## begin Source

[ 
https://issues.apache.org/jira/browse/PDFBOX-6030?page=com.atlassian.jira.plugin.system.issuetabpanels:comment-tabpanel&focusedCommentId=18000566#comment-18000566
 ] 

Tilman Hausherr commented on PDFBOX-6030:
-----------------------------------------

Thank you, to me this looks like the percentage lost in time is higher than the 
percentage won in size. And I'm leaning towards providing yet another method, 
with the additional parameter.

> JPEGFactory: createImage and setOptimizeHuffmanTables
> -----------------------------------------------------
>
>                 Key: PDFBOX-6030
>                 URL: https://issues.apache.org/jira/browse/PDFBOX-6030
>             Project: PDFBox
>          Issue Type: Wish
>            Reporter: Zer Jun Eng
>            Priority: Minor
>         Attachments: zoo-711050_1920.jpg
>
>
> Dear PDFBox developers,
> I'm writing to request an enhancement to the JPEGFactory class, specifically 
> concerning the createFromImage(PDDocument document, BufferedImage image, 
> float quality, int dpi) method.
> Currently, when using this method, there isn't a direct way to enable the 
> setOptimizeHuffmanTables option of JPEGImageWriteParam. This optimization can 
> be quite beneficial for reducing file size.
> To work around this, my team currently has to copy the JPEGFactory source 
> code into our project and modify the private encodeImageToJPEGStream method. 
> This approach isn't ideal as it makes maintenance more difficult and prevents 
> us from easily updating to new PDFBox versions.
> Would you consider exposing this setOptimizeHuffmanTables option, perhaps as 
> an additional parameter to the createFromImage method or through a separate 
> setter on JPEGFactory? This would allow users to leverage this optimization 
> without resorting to workarounds.
> Thank you for considering this request.
> —
> Replying to the email thread: 
> https://lists.apache.org/thread/pgo0m1r8vgxd12zl3499fv38s163mpm3
> I wrote a minimal benchmark code that compares the difference between the 
> output file size and execution time with and without setOptimizeHuffmanTables:
> {code:java}
> import java.awt.image.BufferedImage;
> import java.io.ByteArrayOutputStream;
> import java.io.File;
> import java.io.IOException;
> import java.time.Duration;
> import java.time.Instant;
> import java.util.Iterator;
> import javax.imageio.IIOImage;
> import javax.imageio.ImageIO;
> import javax.imageio.ImageTypeSpecifier;
> import javax.imageio.ImageWriteParam;
> import javax.imageio.ImageWriter;
> import javax.imageio.metadata.IIOMetadata;
> import javax.imageio.plugins.jpeg.JPEGImageWriteParam;
> import javax.imageio.stream.ImageOutputStream;
> import org.w3c.dom.Element;
> class Huffman {
>   private static ImageWriter getJPEGImageWriter() throws IOException {
>     Iterator<ImageWriter> writers = ImageIO.getImageWritersBySuffix("jpeg");
>     while (writers.hasNext()) {
>       ImageWriter writer = writers.next();
>       if (writer == null) {
>         continue;
>       }
>       // PDFBOX-3566: avoid CLibJPEGImageWriter, which is not a 
> JPEGImageWriteParam
>       if (writer.getDefaultWriteParam() instanceof JPEGImageWriteParam) {
>         return writer;
>       }
>       writer.dispose();
>     }
>     throw new IOException("No ImageWriter found for JPEG format");
>   }
>   public static byte[] encodeImageToJPEGStream(BufferedImage image, float 
> quality, int dpi,
>       boolean optimizeHuffman)

## end Source

§ Task requirements:
• a. Rewrite the records from their first line through the line containing "list-item: 4. Keselamatan", inclusive, renaming "Jumlah Halaman" to "Total Pages" and leaving everything else unchanged. Give only those lines.
• b. Continue the PDFBox Huffman-table discussion from the point where it stops.

## begin Recorded data

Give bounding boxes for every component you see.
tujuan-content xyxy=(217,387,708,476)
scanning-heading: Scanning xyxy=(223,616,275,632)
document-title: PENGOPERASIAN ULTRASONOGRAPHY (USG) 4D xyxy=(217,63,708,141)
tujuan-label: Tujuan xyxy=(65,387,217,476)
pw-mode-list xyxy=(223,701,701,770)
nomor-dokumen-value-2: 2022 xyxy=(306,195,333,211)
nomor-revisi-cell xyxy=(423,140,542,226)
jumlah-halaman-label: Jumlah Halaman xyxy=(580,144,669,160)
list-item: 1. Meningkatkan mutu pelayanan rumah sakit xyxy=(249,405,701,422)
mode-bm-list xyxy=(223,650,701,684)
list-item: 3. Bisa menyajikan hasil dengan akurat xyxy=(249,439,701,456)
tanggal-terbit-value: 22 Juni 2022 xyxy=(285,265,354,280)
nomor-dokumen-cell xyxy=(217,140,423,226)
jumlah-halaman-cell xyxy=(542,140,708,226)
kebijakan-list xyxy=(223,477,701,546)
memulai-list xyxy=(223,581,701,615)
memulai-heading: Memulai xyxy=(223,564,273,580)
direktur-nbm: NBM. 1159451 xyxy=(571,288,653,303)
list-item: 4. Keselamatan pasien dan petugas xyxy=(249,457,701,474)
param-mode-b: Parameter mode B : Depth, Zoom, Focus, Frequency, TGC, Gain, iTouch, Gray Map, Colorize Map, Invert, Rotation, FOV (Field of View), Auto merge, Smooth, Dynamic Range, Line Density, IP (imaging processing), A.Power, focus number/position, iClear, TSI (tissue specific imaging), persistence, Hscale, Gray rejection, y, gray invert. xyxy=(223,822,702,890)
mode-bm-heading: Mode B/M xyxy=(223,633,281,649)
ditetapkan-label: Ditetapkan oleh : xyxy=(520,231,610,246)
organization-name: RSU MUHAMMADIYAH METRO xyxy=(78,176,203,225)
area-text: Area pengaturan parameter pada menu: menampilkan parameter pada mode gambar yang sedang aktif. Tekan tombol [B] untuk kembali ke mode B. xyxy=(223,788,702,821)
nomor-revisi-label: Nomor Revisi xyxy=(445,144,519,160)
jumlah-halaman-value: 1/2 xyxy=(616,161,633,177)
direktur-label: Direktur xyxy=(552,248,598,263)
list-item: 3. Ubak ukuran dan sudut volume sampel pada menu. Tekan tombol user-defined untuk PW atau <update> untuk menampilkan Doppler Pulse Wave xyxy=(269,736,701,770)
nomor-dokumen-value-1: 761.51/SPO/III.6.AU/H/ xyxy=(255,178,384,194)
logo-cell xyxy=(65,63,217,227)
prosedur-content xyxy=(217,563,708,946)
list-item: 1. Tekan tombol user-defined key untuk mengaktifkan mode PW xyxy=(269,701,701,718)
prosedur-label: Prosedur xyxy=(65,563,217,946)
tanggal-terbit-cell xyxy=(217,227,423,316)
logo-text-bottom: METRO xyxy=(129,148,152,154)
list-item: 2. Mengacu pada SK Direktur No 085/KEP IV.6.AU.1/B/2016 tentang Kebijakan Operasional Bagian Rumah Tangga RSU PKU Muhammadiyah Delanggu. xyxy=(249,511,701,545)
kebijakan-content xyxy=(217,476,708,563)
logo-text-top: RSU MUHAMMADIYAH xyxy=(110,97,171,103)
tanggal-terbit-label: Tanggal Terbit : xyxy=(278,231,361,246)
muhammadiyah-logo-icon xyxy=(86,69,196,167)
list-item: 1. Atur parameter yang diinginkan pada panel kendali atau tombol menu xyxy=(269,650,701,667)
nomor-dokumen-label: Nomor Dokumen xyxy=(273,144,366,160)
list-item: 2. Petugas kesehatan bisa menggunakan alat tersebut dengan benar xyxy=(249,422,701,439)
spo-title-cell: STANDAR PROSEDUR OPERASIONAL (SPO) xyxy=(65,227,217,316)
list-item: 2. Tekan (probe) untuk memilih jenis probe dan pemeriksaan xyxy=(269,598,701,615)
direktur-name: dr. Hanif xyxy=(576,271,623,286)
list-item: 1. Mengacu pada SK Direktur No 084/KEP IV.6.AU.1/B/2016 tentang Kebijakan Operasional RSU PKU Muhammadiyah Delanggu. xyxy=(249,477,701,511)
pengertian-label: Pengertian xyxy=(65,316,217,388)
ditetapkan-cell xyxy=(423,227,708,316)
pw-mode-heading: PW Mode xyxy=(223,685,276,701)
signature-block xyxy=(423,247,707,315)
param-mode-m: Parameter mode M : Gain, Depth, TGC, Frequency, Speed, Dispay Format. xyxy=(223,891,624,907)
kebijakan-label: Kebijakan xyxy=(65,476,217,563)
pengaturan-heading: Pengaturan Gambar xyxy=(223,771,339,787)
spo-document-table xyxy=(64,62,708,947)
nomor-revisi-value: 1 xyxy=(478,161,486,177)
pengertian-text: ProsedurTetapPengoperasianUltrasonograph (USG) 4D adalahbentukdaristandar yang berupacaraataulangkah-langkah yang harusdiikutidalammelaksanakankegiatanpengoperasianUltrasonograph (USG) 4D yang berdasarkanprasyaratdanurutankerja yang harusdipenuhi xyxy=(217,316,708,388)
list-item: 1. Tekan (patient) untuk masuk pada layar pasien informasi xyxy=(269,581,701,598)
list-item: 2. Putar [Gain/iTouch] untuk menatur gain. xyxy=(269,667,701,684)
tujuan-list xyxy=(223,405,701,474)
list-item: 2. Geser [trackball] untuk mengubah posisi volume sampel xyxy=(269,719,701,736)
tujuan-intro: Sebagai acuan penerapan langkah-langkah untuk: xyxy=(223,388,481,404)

## end Recorded data

§ Answers per task:
• a.
Give bounding boxes for every component you see.
tujuan-content xyxy=(217,387,708,476)
scanning-heading: Scanning xyxy=(223,616,275,632)
document-title: PENGOPERASIAN ULTRASONOGRAPHY (USG) 4D xyxy=(217,63,708,141)
tujuan-label: Tujuan xyxy=(65,387,217,476)
pw-mode-list xyxy=(223,701,701,770)
nomor-dokumen-value-2: 2022 xyxy=(306,195,333,211)
nomor-revisi-cell xyxy=(423,140,542,226)
jumlah-halaman-label: Total Pages xyxy=(580,144,669,160)
list-item: 1. Meningkatkan mutu pelayanan rumah sakit xyxy=(249,405,701,422)
mode-bm-list xyxy=(223,650,701,684)
list-item: 3. Bisa menyajikan hasil dengan akurat xyxy=(249,439,701,456)
tanggal-terbit-value: 22 Juni 2022 xyxy=(285,265,354,280)
nomor-dokumen-cell xyxy=(217,140,423,226)
jumlah-halaman-cell xyxy=(542,140,708,226)
kebijakan-list xyxy=(223,477,701,546)
memulai-list xyxy=(223,581,701,615)
memulai-heading: Memulai xyxy=(223,564,273,580)
direktur-nbm: NBM. 1159451 xyxy=(571,288,653,303)
list-item: 4. Keselamatan pasien dan petugas xyxy=(249,457,701,474)

• b.
>       throws IOException {
>     ImageWriter imageWriter = getJPEGImageWriter(); // find JAI writer
>     ByteArrayOutputStream baos = new ByteArrayOutputStream();
>     try (ImageOutputStream ios = ImageIO.createImageOutputStream(baos)) {
>       imageWriter.setOutput(ios);
>       // add compression
>       JPEGImageWriteParam jpegParam = (JPEGImageWriteParam) 
> imageWriter.getDefaultWriteParam();
>       jpegParam.setCompressionMode(ImageWriteParam.MODE_EXPLICIT);
>       jpegParam.setCompressionQuality(quality);
>       jpegParam.setOptimizeHuffmanTables(optimizeHuffman);
>       // add metadata
>       ImageTypeSpecifier imageTypeSpecifier = new ImageTypeSpecifier(image);
>       IIOMetadata data = 
> imageWriter.getDefaultImageMetadata(imageTypeSpecifier, jpegParam);
>       Element tree = (Element) data.getAsTree("javax_imageio_jpeg_image_1.0");
>       Element jfif = (Element) tree.getElementsByTagName("app0JFIF").item(0);
>       String dpiString = Integer.toString(dpi);
>       jfif.setAttribute("Xdensity", dpiString);
>       jfif.setAttribute("Ydensity", dpiString);
>       jfif.setAttribute("resUnits", "1"); // 1 = dots/inch
>       // write
>       imageWriter.write(data, new IIOImage(image, null, null), jpegParam);
>       return baos.toByteArray();
>     } finally {
>       imageWriter.dispose();
>     }
>   }
>   public static long benchmark(BufferedImage img, boolean optimizeHuffman)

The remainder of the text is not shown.